Stored entries
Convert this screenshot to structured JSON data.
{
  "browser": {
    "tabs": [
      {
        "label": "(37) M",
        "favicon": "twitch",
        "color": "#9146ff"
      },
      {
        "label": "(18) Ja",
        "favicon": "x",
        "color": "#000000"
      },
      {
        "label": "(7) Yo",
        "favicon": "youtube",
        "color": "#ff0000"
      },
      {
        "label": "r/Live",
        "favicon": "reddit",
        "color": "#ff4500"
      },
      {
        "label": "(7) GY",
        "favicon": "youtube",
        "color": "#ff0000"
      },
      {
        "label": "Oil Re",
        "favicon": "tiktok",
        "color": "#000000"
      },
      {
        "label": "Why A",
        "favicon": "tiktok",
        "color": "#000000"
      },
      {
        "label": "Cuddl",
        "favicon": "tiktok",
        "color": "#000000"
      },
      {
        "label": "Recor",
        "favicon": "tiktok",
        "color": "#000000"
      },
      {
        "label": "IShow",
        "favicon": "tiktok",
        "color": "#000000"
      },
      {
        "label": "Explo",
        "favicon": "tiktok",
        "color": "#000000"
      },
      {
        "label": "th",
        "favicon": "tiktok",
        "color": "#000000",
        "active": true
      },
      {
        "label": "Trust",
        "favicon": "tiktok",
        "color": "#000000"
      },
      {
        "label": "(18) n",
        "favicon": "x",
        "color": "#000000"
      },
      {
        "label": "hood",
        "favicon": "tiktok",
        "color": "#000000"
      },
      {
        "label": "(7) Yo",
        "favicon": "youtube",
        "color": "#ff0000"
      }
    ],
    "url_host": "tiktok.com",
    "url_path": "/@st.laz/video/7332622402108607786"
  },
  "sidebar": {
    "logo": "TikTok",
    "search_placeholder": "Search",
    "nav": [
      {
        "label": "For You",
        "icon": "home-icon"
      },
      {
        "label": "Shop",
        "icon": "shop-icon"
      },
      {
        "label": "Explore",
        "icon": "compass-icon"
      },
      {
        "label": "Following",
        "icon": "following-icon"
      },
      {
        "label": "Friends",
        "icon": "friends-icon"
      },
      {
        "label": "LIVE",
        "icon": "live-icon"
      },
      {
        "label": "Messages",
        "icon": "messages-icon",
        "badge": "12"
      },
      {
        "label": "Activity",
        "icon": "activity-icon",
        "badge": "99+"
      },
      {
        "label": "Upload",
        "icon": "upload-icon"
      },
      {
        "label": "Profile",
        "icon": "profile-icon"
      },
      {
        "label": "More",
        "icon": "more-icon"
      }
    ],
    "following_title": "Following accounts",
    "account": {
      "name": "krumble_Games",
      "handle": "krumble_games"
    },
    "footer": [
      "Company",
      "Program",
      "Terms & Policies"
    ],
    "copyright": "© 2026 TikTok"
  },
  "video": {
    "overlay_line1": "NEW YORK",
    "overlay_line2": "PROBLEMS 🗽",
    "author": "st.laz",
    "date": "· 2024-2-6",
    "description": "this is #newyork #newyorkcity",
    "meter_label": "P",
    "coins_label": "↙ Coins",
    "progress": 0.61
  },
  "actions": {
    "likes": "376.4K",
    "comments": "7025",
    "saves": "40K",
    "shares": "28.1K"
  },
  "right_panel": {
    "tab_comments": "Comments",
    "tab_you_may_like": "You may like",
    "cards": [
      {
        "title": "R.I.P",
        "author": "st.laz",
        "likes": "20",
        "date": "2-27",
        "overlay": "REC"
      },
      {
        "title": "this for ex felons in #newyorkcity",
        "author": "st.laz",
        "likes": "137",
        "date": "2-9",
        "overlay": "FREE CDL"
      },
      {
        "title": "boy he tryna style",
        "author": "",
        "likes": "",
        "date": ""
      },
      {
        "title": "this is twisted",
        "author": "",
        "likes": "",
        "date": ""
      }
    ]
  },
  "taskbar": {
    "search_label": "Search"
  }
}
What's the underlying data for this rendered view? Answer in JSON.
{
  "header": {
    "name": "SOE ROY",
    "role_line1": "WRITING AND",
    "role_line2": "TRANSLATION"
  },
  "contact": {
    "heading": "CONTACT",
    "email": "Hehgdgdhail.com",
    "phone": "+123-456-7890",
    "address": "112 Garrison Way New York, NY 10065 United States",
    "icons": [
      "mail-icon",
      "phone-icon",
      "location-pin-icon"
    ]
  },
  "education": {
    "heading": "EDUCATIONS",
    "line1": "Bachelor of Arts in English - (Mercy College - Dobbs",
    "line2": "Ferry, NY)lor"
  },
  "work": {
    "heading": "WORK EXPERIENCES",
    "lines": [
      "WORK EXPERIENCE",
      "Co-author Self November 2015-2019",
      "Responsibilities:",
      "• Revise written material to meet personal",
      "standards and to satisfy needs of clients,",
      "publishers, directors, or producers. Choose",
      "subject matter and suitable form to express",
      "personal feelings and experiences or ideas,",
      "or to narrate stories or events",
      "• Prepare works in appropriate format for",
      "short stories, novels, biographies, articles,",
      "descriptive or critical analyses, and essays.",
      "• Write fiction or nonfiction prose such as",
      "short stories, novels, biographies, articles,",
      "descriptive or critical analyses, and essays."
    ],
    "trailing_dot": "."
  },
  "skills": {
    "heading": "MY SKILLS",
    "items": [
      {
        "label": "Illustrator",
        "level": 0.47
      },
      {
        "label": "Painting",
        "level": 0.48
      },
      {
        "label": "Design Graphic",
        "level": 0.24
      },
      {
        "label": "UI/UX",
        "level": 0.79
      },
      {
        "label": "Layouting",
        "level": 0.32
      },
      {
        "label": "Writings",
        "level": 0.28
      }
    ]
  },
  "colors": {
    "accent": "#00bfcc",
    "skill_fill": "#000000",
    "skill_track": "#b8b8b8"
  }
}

* What is being asked *
Your task is to collect every line above that contains the word "data".

* Output of the task *
Convert this screenshot to structured JSON data.
What's the underlying data for this rendered view? Answer in JSON.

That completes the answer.